-- Start RECORDS FOR THIS EXERCISE --
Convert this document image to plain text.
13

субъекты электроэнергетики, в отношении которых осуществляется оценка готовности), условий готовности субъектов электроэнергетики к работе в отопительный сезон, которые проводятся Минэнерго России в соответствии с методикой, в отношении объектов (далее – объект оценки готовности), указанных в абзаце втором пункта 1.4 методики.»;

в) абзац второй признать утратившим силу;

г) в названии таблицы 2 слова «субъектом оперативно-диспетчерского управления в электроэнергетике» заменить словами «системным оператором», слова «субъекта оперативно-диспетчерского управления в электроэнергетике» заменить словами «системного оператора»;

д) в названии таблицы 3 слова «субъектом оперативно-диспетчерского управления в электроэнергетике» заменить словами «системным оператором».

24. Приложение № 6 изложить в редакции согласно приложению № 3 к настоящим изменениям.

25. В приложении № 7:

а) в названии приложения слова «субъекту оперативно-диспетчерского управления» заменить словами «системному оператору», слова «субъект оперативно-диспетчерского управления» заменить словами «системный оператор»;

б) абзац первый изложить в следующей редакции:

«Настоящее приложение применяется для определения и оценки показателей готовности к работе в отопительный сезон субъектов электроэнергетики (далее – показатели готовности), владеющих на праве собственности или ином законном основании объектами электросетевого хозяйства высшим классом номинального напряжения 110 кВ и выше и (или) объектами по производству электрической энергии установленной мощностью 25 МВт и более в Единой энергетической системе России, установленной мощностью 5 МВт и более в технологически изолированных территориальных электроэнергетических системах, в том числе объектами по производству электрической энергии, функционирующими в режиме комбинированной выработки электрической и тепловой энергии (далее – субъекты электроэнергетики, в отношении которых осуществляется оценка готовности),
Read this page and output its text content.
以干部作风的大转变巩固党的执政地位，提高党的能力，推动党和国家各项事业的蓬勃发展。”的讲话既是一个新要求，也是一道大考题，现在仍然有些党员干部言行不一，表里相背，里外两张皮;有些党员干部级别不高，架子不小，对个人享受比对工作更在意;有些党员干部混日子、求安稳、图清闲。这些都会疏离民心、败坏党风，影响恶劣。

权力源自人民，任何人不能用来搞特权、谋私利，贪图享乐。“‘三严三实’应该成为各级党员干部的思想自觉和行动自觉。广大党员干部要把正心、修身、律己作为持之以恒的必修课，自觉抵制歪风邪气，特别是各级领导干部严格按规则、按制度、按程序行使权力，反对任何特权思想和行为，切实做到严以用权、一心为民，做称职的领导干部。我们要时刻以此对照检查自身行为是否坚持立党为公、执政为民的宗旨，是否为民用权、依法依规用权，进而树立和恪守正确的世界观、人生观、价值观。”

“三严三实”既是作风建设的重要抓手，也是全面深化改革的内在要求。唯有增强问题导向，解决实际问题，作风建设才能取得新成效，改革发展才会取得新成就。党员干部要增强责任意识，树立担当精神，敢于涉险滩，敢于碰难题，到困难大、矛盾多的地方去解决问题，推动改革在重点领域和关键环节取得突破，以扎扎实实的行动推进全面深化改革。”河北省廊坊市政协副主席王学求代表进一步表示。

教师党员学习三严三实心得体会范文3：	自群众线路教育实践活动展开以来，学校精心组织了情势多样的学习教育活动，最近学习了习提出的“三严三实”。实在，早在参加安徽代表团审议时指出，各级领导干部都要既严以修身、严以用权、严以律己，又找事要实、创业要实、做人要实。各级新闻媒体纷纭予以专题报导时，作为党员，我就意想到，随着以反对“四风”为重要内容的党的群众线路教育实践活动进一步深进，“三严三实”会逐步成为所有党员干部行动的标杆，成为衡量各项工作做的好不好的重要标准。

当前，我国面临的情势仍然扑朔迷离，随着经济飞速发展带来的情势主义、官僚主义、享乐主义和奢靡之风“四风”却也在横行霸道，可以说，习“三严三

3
-- End RECORDS FOR THIS EXERCISE --
#### [SHORT PROBLEM]
Reproduce every record above exactly as it appears.

#### [IN RESPONSE]
Convert this document image to plain text.
13

субъекты электроэнергетики, в отношении которых осуществляется оценка готовности), условий готовности субъектов электроэнергетики к работе в отопительный сезон, которые проводятся Минэнерго России в соответствии с методикой, в отношении объектов (далее – объект оценки готовности), указанных в абзаце втором пункта 1.4 методики.»;

в) абзац второй признать утратившим силу;

г) в названии таблицы 2 слова «субъектом оперативно-диспетчерского управления в электроэнергетике» заменить словами «системным оператором», слова «субъекта оперативно-диспетчерского управления в электроэнергетике» заменить словами «системного оператора»;

д) в названии таблицы 3 слова «субъектом оперативно-диспетчерского управления в электроэнергетике» заменить словами «системным оператором».

24. Приложение № 6 изложить в редакции согласно приложению № 3 к настоящим изменениям.

25. В приложении № 7:

а) в названии приложения слова «субъекту оперативно-диспетчерского управления» заменить словами «системному оператору», слова «субъект оперативно-диспетчерского управления» заменить словами «системный оператор»;

б) абзац первый изложить в следующей редакции:

«Настоящее приложение применяется для определения и оценки показателей готовности к работе в отопительный сезон субъектов электроэнергетики (далее – показатели готовности), владеющих на праве собственности или ином законном основании объектами электросетевого хозяйства высшим классом номинального напряжения 110 кВ и выше и (или) объектами по производству электрической энергии установленной мощностью 25 МВт и более в Единой энергетической системе России, установленной мощностью 5 МВт и более в технологически изолированных территориальных электроэнергетических системах, в том числе объектами по производству электрической энергии, функционирующими в режиме комбинированной выработки электрической и тепловой энергии (далее – субъекты электроэнергетики, в отношении которых осуществляется оценка готовности),
Read this page and output its text content.
以干部作风的大转变巩固党的执政地位，提高党的能力，推动党和国家各项事业的蓬勃发展。”的讲话既是一个新要求，也是一道大考题，现在仍然有些党员干部言行不一，表里相背，里外两张皮;有些党员干部级别不高，架子不小，对个人享受比对工作更在意;有些党员干部混日子、求安稳、图清闲。这些都会疏离民心、败坏党风，影响恶劣。

权力源自人民，任何人不能用来搞特权、谋私利，贪图享乐。“‘三严三实’应该成为各级党员干部的思想自觉和行动自觉。广大党员干部要把正心、修身、律己作为持之以恒的必修课，自觉抵制歪风邪气，特别是各级领导干部严格按规则、按制度、按程序行使权力，反对任何特权思想和行为，切实做到严以用权、一心为民，做称职的领导干部。我们要时刻以此对照检查自身行为是否坚持立党为公、执政为民的宗旨，是否为民用权、依法依规用权，进而树立和恪守正确的世界观、人生观、价值观。”

“三严三实”既是作风建设的重要抓手，也是全面深化改革的内在要求。唯有增强问题导向，解决实际问题，作风建设才能取得新成效，改革发展才会取得新成就。党员干部要增强责任意识，树立担当精神，敢于涉险滩，敢于碰难题，到困难大、矛盾多的地方去解决问题，推动改革在重点领域和关键环节取得突破，以扎扎实实的行动推进全面深化改革。”河北省廊坊市政协副主席王学求代表进一步表示。

教师党员学习三严三实心得体会范文3：	自群众线路教育实践活动展开以来，学校精心组织了情势多样的学习教育活动，最近学习了习提出的“三严三实”。实在，早在参加安徽代表团审议时指出，各级领导干部都要既严以修身、严以用权、严以律己，又找事要实、创业要实、做人要实。各级新闻媒体纷纭予以专题报导时，作为党员，我就意想到，随着以反对“四风”为重要内容的党的群众线路教育实践活动进一步深进，“三严三实”会逐步成为所有党员干部行动的标杆，成为衡量各项工作做的好不好的重要标准。

当前，我国面临的情势仍然扑朔迷离，随着经济飞速发展带来的情势主义、官僚主义、享乐主义和奢靡之风“四风”却也在横行霸道，可以说，习“三严三

3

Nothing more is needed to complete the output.